## To be done
It is required that all of the data be written out exactly.

============

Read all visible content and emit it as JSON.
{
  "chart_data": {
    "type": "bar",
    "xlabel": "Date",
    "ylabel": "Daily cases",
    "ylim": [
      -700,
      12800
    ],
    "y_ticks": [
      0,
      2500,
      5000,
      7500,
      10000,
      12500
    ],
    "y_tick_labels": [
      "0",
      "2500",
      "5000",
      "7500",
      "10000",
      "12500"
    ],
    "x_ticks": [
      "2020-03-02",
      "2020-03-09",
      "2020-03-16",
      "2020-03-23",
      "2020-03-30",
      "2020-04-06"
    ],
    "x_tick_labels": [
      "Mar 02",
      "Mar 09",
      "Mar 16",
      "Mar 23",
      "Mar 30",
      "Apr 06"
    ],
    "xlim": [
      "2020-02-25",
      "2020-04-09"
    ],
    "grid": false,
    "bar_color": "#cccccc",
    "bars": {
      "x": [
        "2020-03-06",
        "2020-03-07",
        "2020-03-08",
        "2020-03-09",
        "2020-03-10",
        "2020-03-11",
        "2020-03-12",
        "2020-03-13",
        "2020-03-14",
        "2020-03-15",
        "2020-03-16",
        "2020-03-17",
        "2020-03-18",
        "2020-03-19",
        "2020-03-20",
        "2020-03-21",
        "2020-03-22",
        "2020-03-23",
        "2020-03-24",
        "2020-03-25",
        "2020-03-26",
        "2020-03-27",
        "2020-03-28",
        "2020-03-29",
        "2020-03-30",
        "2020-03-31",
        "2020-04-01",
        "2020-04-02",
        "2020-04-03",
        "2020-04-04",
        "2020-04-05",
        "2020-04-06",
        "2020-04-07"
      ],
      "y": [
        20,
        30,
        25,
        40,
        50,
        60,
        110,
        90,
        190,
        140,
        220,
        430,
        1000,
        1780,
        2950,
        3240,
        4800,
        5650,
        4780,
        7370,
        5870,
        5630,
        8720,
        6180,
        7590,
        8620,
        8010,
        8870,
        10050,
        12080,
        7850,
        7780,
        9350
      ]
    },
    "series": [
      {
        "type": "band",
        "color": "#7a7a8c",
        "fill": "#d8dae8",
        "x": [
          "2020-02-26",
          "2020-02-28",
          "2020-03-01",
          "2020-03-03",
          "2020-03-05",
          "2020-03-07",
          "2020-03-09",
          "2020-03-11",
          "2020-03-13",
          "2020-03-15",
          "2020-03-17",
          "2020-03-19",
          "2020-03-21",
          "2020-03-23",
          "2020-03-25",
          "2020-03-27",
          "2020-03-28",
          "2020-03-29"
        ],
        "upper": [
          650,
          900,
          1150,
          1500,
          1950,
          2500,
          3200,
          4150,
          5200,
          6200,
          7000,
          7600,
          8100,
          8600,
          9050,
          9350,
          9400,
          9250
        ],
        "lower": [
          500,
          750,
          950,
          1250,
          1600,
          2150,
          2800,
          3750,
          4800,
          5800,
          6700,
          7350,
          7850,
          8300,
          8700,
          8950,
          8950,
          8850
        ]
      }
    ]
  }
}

============

## Complete output
Read all visible content and emit it as JSON.
{
  "chart_data": {
    "type": "bar",
    "xlabel": "Date",
    "ylabel": "Daily cases",
    "ylim": [
      -700,
      12800
    ],
    "y_ticks": [
      0,
      2500,
      5000,
      7500,
      10000,
      12500
    ],
    "y_tick_labels": [
      "0",
      "2500",
      "5000",
      "7500",
      "10000",
      "12500"
    ],
    "x_ticks": [
      "2020-03-02",
      "2020-03-09",
      "2020-03-16",
      "2020-03-23",
      "2020-03-30",
      "2020-04-06"
    ],
    "x_tick_labels": [
      "Mar 02",
      "Mar 09",
      "Mar 16",
      "Mar 23",
      "Mar 30",
      "Apr 06"
    ],
    "xlim": [
      "2020-02-25",
      "2020-04-09"
    ],
    "grid": false,
    "bar_color": "#cccccc",
    "bars": {
      "x": [
        "2020-03-06",
        "2020-03-07",
        "2020-03-08",
        "2020-03-09",
        "2020-03-10",
        "2020-03-11",
        "2020-03-12",
        "2020-03-13",
        "2020-03-14",
        "2020-03-15",
        "2020-03-16",
        "2020-03-17",
        "2020-03-18",
        "2020-03-19",
        "2020-03-20",
        "2020-03-21",
        "2020-03-22",
        "2020-03-23",
        "2020-03-24",
        "2020-03-25",
        "2020-03-26",
        "2020-03-27",
        "2020-03-28",
        "2020-03-29",
        "2020-03-30",
        "2020-03-31",
        "2020-04-01",
        "2020-04-02",
        "2020-04-03",
        "2020-04-04",
        "2020-04-05",
        "2020-04-06",
        "2020-04-07"
      ],
      "y": [
        20,
        30,
        25,
        40,
        50,
        60,
        110,
        90,
        190,
        140,
        220,
        430,
        1000,
        1780,
        2950,
        3240,
        4800,
        5650,
        4780,
        7370,
        5870,
        5630,
        8720,
        6180,
        7590,
        8620,
        8010,
        8870,
        10050,
        12080,
        7850,
        7780,
        9350
      ]
    },
    "series": [
      {
        "type": "band",
        "color": "#7a7a8c",
        "fill": "#d8dae8",
        "x": [
          "2020-02-26",
          "2020-02-28",
          "2020-03-01",
          "2020-03-03",
          "2020-03-05",
          "2020-03-07",
          "2020-03-09",
          "2020-03-11",
          "2020-03-13",
          "2020-03-15",
          "2020-03-17",
          "2020-03-19",
          "2020-03-21",
          "2020-03-23",
          "2020-03-25",
          "2020-03-27",
          "2020-03-28",
          "2020-03-29"
        ],
        "upper": [
          650,
          900,
          1150,
          1500,
          1950,
          2500,
          3200,
          4150,
          5200,
          6200,
          7000,
          7600,
          8100,
          8600,
          9050,
          9350,
          9400,
          9250
        ],
        "lower": [
          500,
          750,
          950,
          1250,
          1600,
          2150,
          2800,
          3750,
          4800,
          5800,
          6700,
          7350,
          7850,
          8300,
          8700,
          8950,
          8950,
          8850
        ]
      }
    ]
  }
}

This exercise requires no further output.